### Work instructions
Take the material below and write it all out again exactly.

(Collected data entries)
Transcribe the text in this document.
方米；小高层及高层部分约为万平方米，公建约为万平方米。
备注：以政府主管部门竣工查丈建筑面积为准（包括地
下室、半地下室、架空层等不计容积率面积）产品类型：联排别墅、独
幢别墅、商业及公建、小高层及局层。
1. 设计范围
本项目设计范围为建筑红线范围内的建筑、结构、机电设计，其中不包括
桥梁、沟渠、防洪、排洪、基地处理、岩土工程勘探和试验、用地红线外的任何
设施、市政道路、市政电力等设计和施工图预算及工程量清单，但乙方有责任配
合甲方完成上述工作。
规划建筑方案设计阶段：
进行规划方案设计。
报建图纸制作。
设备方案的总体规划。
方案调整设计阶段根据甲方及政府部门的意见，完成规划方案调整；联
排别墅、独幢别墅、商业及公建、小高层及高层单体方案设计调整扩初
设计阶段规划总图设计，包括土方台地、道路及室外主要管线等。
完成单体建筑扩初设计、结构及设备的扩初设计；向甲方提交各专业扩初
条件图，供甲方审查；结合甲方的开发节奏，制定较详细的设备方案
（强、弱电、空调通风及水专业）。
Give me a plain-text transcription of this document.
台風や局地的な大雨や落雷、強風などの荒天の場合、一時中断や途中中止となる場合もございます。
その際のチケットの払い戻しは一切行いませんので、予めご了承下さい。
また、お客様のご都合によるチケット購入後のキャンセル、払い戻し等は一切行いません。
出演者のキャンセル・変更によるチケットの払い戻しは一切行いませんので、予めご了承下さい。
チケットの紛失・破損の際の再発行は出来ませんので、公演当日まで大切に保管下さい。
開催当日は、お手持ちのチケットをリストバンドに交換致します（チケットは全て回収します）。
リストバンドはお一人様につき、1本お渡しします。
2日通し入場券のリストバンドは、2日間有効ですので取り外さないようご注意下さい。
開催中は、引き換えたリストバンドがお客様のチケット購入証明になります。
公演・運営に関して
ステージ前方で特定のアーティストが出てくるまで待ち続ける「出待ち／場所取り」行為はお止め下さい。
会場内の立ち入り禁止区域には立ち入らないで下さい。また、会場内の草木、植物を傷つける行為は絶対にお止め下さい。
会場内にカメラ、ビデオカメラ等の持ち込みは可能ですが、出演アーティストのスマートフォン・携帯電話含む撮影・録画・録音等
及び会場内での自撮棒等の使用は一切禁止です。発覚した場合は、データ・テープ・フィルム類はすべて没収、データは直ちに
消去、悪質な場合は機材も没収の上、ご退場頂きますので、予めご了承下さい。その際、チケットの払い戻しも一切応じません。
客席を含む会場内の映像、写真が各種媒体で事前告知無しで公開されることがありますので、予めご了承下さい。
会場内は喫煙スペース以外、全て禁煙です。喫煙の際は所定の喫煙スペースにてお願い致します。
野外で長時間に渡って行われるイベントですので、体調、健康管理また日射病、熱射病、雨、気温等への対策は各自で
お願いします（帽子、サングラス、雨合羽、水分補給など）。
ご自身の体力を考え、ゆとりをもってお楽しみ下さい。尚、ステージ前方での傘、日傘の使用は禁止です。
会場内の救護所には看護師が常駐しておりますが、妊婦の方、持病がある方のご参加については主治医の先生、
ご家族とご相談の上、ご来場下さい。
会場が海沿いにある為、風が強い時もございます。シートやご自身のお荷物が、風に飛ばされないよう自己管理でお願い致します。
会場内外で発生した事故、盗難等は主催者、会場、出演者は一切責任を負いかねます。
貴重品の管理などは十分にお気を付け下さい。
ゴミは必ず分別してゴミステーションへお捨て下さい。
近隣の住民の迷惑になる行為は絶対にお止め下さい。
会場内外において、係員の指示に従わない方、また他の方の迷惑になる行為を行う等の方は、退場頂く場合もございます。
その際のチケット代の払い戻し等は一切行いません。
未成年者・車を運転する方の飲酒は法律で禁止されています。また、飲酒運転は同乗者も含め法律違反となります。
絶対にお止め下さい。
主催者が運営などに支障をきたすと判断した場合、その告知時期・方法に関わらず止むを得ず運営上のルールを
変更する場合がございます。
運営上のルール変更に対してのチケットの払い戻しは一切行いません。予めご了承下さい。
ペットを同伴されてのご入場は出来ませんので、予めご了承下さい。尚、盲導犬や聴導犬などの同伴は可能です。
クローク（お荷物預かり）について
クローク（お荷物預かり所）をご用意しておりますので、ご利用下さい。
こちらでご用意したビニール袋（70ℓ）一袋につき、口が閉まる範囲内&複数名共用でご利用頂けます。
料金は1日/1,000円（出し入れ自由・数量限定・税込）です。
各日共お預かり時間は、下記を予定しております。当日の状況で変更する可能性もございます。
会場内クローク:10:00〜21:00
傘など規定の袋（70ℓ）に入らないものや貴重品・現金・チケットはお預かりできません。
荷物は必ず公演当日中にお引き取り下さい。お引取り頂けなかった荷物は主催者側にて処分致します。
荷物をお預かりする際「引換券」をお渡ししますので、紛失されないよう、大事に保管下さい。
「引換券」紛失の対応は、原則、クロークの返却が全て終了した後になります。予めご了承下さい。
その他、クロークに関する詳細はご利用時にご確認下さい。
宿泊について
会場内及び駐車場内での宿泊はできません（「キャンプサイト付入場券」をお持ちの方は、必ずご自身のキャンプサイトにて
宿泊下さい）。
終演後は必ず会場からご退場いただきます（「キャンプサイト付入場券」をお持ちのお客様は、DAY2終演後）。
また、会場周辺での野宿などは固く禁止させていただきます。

### Response below
Transcribe the text in this document.
方米；小高层及高层部分约为万平方米，公建约为万平方米。
备注：以政府主管部门竣工查丈建筑面积为准（包括地
下室、半地下室、架空层等不计容积率面积）产品类型：联排别墅、独
幢别墅、商业及公建、小高层及局层。
1. 设计范围
本项目设计范围为建筑红线范围内的建筑、结构、机电设计，其中不包括
桥梁、沟渠、防洪、排洪、基地处理、岩土工程勘探和试验、用地红线外的任何
设施、市政道路、市政电力等设计和施工图预算及工程量清单，但乙方有责任配
合甲方完成上述工作。
规划建筑方案设计阶段：
进行规划方案设计。
报建图纸制作。
设备方案的总体规划。
方案调整设计阶段根据甲方及政府部门的意见，完成规划方案调整；联
排别墅、独幢别墅、商业及公建、小高层及高层单体方案设计调整扩初
设计阶段规划总图设计，包括土方台地、道路及室外主要管线等。
完成单体建筑扩初设计、结构及设备的扩初设计；向甲方提交各专业扩初
条件图，供甲方审查；结合甲方的开发节奏，制定较详细的设备方案
（强、弱电、空调通风及水专业）。
Give me a plain-text transcription of this document.
台風や局地的な大雨や落雷、強風などの荒天の場合、一時中断や途中中止となる場合もございます。
その際のチケットの払い戻しは一切行いませんので、予めご了承下さい。
また、お客様のご都合によるチケット購入後のキャンセル、払い戻し等は一切行いません。
出演者のキャンセル・変更によるチケットの払い戻しは一切行いませんので、予めご了承下さい。
チケットの紛失・破損の際の再発行は出来ませんので、公演当日まで大切に保管下さい。
開催当日は、お手持ちのチケットをリストバンドに交換致します（チケットは全て回収します）。
リストバンドはお一人様につき、1本お渡しします。
2日通し入場券のリストバンドは、2日間有効ですので取り外さないようご注意下さい。
開催中は、引き換えたリストバンドがお客様のチケット購入証明になります。
公演・運営に関して
ステージ前方で特定のアーティストが出てくるまで待ち続ける「出待ち／場所取り」行為はお止め下さい。
会場内の立ち入り禁止区域には立ち入らないで下さい。また、会場内の草木、植物を傷つける行為は絶対にお止め下さい。
会場内にカメラ、ビデオカメラ等の持ち込みは可能ですが、出演アーティストのスマートフォン・携帯電話含む撮影・録画・録音等
及び会場内での自撮棒等の使用は一切禁止です。発覚した場合は、データ・テープ・フィルム類はすべて没収、データは直ちに
消去、悪質な場合は機材も没収の上、ご退場頂きますので、予めご了承下さい。その際、チケットの払い戻しも一切応じません。
客席を含む会場内の映像、写真が各種媒体で事前告知無しで公開されることがありますので、予めご了承下さい。
会場内は喫煙スペース以外、全て禁煙です。喫煙の際は所定の喫煙スペースにてお願い致します。
野外で長時間に渡って行われるイベントですので、体調、健康管理また日射病、熱射病、雨、気温等への対策は各自で
お願いします（帽子、サングラス、雨合羽、水分補給など）。
ご自身の体力を考え、ゆとりをもってお楽しみ下さい。尚、ステージ前方での傘、日傘の使用は禁止です。
会場内の救護所には看護師が常駐しておりますが、妊婦の方、持病がある方のご参加については主治医の先生、
ご家族とご相談の上、ご来場下さい。
会場が海沿いにある為、風が強い時もございます。シートやご自身のお荷物が、風に飛ばされないよう自己管理でお願い致します。
会場内外で発生した事故、盗難等は主催者、会場、出演者は一切責任を負いかねます。
貴重品の管理などは十分にお気を付け下さい。
ゴミは必ず分別してゴミステーションへお捨て下さい。
近隣の住民の迷惑になる行為は絶対にお止め下さい。
会場内外において、係員の指示に従わない方、また他の方の迷惑になる行為を行う等の方は、退場頂く場合もございます。
その際のチケット代の払い戻し等は一切行いません。
未成年者・車を運転する方の飲酒は法律で禁止されています。また、飲酒運転は同乗者も含め法律違反となります。
絶対にお止め下さい。
主催者が運営などに支障をきたすと判断した場合、その告知時期・方法に関わらず止むを得ず運営上のルールを
変更する場合がございます。
運営上のルール変更に対してのチケットの払い戻しは一切行いません。予めご了承下さい。
ペットを同伴されてのご入場は出来ませんので、予めご了承下さい。尚、盲導犬や聴導犬などの同伴は可能です。
クローク（お荷物預かり）について
クローク（お荷物預かり所）をご用意しておりますので、ご利用下さい。
こちらでご用意したビニール袋（70ℓ）一袋につき、口が閉まる範囲内&複数名共用でご利用頂けます。
料金は1日/1,000円（出し入れ自由・数量限定・税込）です。
各日共お預かり時間は、下記を予定しております。当日の状況で変更する可能性もございます。
会場内クローク:10:00〜21:00
傘など規定の袋（70ℓ）に入らないものや貴重品・現金・チケットはお預かりできません。
荷物は必ず公演当日中にお引き取り下さい。お引取り頂けなかった荷物は主催者側にて処分致します。
荷物をお預かりする際「引換券」をお渡ししますので、紛失されないよう、大事に保管下さい。
「引換券」紛失の対応は、原則、クロークの返却が全て終了した後になります。予めご了承下さい。
その他、クロークに関する詳細はご利用時にご確認下さい。
宿泊について
会場内及び駐車場内での宿泊はできません（「キャンプサイト付入場券」をお持ちの方は、必ずご自身のキャンプサイトにて
宿泊下さい）。
終演後は必ず会場からご退場いただきます（「キャンプサイト付入場券」をお持ちのお客様は、DAY2終演後）。
また、会場周辺での野宿などは固く禁止させていただきます。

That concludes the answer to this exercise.